[Stored data entries]

━━━━━━━━━━━━━━━━

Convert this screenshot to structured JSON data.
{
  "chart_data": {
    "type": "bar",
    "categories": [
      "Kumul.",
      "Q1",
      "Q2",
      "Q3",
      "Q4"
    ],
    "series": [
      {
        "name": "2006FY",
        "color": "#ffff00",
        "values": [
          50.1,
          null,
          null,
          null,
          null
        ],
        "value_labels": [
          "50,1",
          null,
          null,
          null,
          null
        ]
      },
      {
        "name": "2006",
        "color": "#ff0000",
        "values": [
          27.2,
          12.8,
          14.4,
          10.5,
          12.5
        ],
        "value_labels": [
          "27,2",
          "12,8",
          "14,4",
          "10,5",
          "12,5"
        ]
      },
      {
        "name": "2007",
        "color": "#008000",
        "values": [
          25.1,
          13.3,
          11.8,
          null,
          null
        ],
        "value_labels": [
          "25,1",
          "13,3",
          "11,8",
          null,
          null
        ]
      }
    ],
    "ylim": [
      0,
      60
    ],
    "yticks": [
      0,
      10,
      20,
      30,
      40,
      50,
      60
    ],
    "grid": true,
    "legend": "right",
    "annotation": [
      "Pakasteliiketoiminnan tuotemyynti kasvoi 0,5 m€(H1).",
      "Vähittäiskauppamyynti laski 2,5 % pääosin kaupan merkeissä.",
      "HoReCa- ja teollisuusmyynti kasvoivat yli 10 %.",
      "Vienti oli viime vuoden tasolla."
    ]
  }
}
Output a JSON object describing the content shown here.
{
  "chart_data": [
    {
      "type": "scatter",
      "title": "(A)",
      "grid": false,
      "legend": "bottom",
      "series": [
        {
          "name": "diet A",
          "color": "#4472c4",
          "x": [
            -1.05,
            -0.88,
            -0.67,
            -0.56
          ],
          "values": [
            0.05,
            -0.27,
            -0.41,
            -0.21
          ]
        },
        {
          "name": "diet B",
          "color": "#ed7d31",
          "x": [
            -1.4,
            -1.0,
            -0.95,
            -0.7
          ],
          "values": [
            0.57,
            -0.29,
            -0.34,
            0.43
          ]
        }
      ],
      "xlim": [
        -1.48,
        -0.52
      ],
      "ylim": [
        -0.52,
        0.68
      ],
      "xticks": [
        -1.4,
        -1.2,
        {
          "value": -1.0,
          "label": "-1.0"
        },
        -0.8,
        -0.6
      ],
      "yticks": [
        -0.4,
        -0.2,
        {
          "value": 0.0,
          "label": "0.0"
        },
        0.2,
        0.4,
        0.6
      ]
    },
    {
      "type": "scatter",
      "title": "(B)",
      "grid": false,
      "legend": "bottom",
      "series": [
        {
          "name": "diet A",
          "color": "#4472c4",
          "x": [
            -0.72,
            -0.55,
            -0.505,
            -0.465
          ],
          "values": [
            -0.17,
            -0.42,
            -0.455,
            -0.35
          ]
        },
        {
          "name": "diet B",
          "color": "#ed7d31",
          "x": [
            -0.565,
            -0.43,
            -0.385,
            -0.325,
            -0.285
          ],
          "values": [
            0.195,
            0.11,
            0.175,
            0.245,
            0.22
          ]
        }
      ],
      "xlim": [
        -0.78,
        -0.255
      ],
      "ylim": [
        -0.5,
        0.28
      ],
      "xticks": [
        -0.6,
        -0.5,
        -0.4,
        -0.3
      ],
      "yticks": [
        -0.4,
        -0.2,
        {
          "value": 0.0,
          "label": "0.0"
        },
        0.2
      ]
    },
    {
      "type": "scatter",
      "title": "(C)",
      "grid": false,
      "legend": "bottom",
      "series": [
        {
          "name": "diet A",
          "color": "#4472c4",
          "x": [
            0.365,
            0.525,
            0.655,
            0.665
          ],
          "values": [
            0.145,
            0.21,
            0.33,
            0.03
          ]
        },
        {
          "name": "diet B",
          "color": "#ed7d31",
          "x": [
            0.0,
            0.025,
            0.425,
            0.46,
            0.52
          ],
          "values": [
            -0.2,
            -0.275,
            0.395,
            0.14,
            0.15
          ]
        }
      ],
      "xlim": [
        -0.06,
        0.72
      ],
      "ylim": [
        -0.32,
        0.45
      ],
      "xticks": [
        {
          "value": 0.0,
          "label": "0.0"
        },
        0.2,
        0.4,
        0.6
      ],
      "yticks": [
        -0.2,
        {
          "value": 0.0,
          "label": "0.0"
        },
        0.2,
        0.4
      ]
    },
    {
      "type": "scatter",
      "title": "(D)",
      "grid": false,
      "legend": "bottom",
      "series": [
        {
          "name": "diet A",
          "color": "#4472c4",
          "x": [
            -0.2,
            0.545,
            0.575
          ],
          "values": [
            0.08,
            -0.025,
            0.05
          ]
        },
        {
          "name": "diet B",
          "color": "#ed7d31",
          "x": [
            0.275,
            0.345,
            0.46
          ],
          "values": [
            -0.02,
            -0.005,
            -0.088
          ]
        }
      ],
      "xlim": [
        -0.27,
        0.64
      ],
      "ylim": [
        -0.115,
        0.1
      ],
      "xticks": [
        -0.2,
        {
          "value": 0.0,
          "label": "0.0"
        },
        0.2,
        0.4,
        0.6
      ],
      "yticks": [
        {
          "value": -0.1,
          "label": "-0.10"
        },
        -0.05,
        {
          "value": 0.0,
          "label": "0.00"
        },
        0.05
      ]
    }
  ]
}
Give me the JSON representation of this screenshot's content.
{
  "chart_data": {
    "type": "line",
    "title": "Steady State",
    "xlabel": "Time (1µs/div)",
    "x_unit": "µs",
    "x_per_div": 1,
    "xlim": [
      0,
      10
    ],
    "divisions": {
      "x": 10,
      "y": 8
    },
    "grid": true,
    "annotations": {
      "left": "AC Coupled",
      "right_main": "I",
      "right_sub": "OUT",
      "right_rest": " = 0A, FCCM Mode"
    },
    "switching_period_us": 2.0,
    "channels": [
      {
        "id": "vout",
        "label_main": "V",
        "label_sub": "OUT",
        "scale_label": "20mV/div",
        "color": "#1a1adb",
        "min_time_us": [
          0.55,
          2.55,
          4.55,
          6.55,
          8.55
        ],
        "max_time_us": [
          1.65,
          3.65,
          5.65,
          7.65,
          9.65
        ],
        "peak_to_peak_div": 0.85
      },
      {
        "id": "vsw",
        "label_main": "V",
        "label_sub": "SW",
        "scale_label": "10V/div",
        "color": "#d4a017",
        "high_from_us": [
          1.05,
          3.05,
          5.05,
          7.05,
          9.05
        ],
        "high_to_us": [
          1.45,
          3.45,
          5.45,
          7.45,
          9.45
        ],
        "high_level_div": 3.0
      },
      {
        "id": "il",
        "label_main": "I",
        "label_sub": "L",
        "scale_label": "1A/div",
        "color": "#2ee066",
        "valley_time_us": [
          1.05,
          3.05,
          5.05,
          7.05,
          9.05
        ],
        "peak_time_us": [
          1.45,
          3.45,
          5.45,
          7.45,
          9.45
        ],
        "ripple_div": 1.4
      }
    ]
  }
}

━━━━━━━━━━━━━━━━

-- Task statement --
Output the entries verbatim.

-- Finished exercise --
Convert this screenshot to structured JSON data.
{
  "chart_data": {
    "type": "bar",
    "categories": [
      "Kumul.",
      "Q1",
      "Q2",
      "Q3",
      "Q4"
    ],
    "series": [
      {
        "name": "2006FY",
        "color": "#ffff00",
        "values": [
          50.1,
          null,
          null,
          null,
          null
        ],
        "value_labels": [
          "50,1",
          null,
          null,
          null,
          null
        ]
      },
      {
        "name": "2006",
        "color": "#ff0000",
        "values": [
          27.2,
          12.8,
          14.4,
          10.5,
          12.5
        ],
        "value_labels": [
          "27,2",
          "12,8",
          "14,4",
          "10,5",
          "12,5"
        ]
      },
      {
        "name": "2007",
        "color": "#008000",
        "values": [
          25.1,
          13.3,
          11.8,
          null,
          null
        ],
        "value_labels": [
          "25,1",
          "13,3",
          "11,8",
          null,
          null
        ]
      }
    ],
    "ylim": [
      0,
      60
    ],
    "yticks": [
      0,
      10,
      20,
      30,
      40,
      50,
      60
    ],
    "grid": true,
    "legend": "right",
    "annotation": [
      "Pakasteliiketoiminnan tuotemyynti kasvoi 0,5 m€(H1).",
      "Vähittäiskauppamyynti laski 2,5 % pääosin kaupan merkeissä.",
      "HoReCa- ja teollisuusmyynti kasvoivat yli 10 %.",
      "Vienti oli viime vuoden tasolla."
    ]
  }
}
Output a JSON object describing the content shown here.
{
  "chart_data": [
    {
      "type": "scatter",
      "title": "(A)",
      "grid": false,
      "legend": "bottom",
      "series": [
        {
          "name": "diet A",
          "color": "#4472c4",
          "x": [
            -1.05,
            -0.88,
            -0.67,
            -0.56
          ],
          "values": [
            0.05,
            -0.27,
            -0.41,
            -0.21
          ]
        },
        {
          "name": "diet B",
          "color": "#ed7d31",
          "x": [
            -1.4,
            -1.0,
            -0.95,
            -0.7
          ],
          "values": [
            0.57,
            -0.29,
            -0.34,
            0.43
          ]
        }
      ],
      "xlim": [
        -1.48,
        -0.52
      ],
      "ylim": [
        -0.52,
        0.68
      ],
      "xticks": [
        -1.4,
        -1.2,
        {
          "value": -1.0,
          "label": "-1.0"
        },
        -0.8,
        -0.6
      ],
      "yticks": [
        -0.4,
        -0.2,
        {
          "value": 0.0,
          "label": "0.0"
        },
        0.2,
        0.4,
        0.6
      ]
    },
    {
      "type": "scatter",
      "title": "(B)",
      "grid": false,
      "legend": "bottom",
      "series": [
        {
          "name": "diet A",
          "color": "#4472c4",
          "x": [
            -0.72,
            -0.55,
            -0.505,
            -0.465
          ],
          "values": [
            -0.17,
            -0.42,
            -0.455,
            -0.35
          ]
        },
        {
          "name": "diet B",
          "color": "#ed7d31",
          "x": [
            -0.565,
            -0.43,
            -0.385,
            -0.325,
            -0.285
          ],
          "values": [
            0.195,
            0.11,
            0.175,
            0.245,
            0.22
          ]
        }
      ],
      "xlim": [
        -0.78,
        -0.255
      ],
      "ylim": [
        -0.5,
        0.28
      ],
      "xticks": [
        -0.6,
        -0.5,
        -0.4,
        -0.3
      ],
      "yticks": [
        -0.4,
        -0.2,
        {
          "value": 0.0,
          "label": "0.0"
        },
        0.2
      ]
    },
    {
      "type": "scatter",
      "title": "(C)",
      "grid": false,
      "legend": "bottom",
      "series": [
        {
          "name": "diet A",
          "color": "#4472c4",
          "x": [
            0.365,
            0.525,
            0.655,
            0.665
          ],
          "values": [
            0.145,
            0.21,
            0.33,
            0.03
          ]
        },
        {
          "name": "diet B",
          "color": "#ed7d31",
          "x": [
            0.0,
            0.025,
            0.425,
            0.46,
            0.52
          ],
          "values": [
            -0.2,
            -0.275,
            0.395,
            0.14,
            0.15
          ]
        }
      ],
      "xlim": [
        -0.06,
        0.72
      ],
      "ylim": [
        -0.32,
        0.45
      ],
      "xticks": [
        {
          "value": 0.0,
          "label": "0.0"
        },
        0.2,
        0.4,
        0.6
      ],
      "yticks": [
        -0.2,
        {
          "value": 0.0,
          "label": "0.0"
        },
        0.2,
        0.4
      ]
    },
    {
      "type": "scatter",
      "title": "(D)",
      "grid": false,
      "legend": "bottom",
      "series": [
        {
          "name": "diet A",
          "color": "#4472c4",
          "x": [
            -0.2,
            0.545,
            0.575
          ],
          "values": [
            0.08,
            -0.025,
            0.05
          ]
        },
        {
          "name": "diet B",
          "color": "#ed7d31",
          "x": [
            0.275,
            0.345,
            0.46
          ],
          "values": [
            -0.02,
            -0.005,
            -0.088
          ]
        }
      ],
      "xlim": [
        -0.27,
        0.64
      ],
      "ylim": [
        -0.115,
        0.1
      ],
      "xticks": [
        -0.2,
        {
          "value": 0.0,
          "label": "0.0"
        },
        0.2,
        0.4,
        0.6
      ],
      "yticks": [
        {
          "value": -0.1,
          "label": "-0.10"
        },
        -0.05,
        {
          "value": 0.0,
          "label": "0.00"
        },
        0.05
      ]
    }
  ]
}
Give me the JSON representation of this screenshot's content.
{
  "chart_data": {
    "type": "line",
    "title": "Steady State",
    "xlabel": "Time (1µs/div)",
    "x_unit": "µs",
    "x_per_div": 1,
    "xlim": [
      0,
      10
    ],
    "divisions": {
      "x": 10,
      "y": 8
    },
    "grid": true,
    "annotations": {
      "left": "AC Coupled",
      "right_main": "I",
      "right_sub": "OUT",
      "right_rest": " = 0A, FCCM Mode"
    },
    "switching_period_us": 2.0,
    "channels": [
      {
        "id": "vout",
        "label_main": "V",
        "label_sub": "OUT",
        "scale_label": "20mV/div",
        "color": "#1a1adb",
        "min_time_us": [
          0.55,
          2.55,
          4.55,
          6.55,
          8.55
        ],
        "max_time_us": [
          1.65,
          3.65,
          5.65,
          7.65,
          9.65
        ],
        "peak_to_peak_div": 0.85
      },
      {
        "id": "vsw",
        "label_main": "V",
        "label_sub": "SW",
        "scale_label": "10V/div",
        "color": "#d4a017",
        "high_from_us": [
          1.05,
          3.05,
          5.05,
          7.05,
          9.05
        ],
        "high_to_us": [
          1.45,
          3.45,
          5.45,
          7.45,
          9.45
        ],
        "high_level_div": 3.0
      },
      {
        "id": "il",
        "label_main": "I",
        "label_sub": "L",
        "scale_label": "1A/div",
        "color": "#2ee066",
        "valley_time_us": [
          1.05,
          3.05,
          5.05,
          7.05,
          9.05
        ],
        "peak_time_us": [
          1.45,
          3.45,
          5.45,
          7.45,
          9.45
        ],
        "ripple_div": 1.4
      }
    ]
  }
}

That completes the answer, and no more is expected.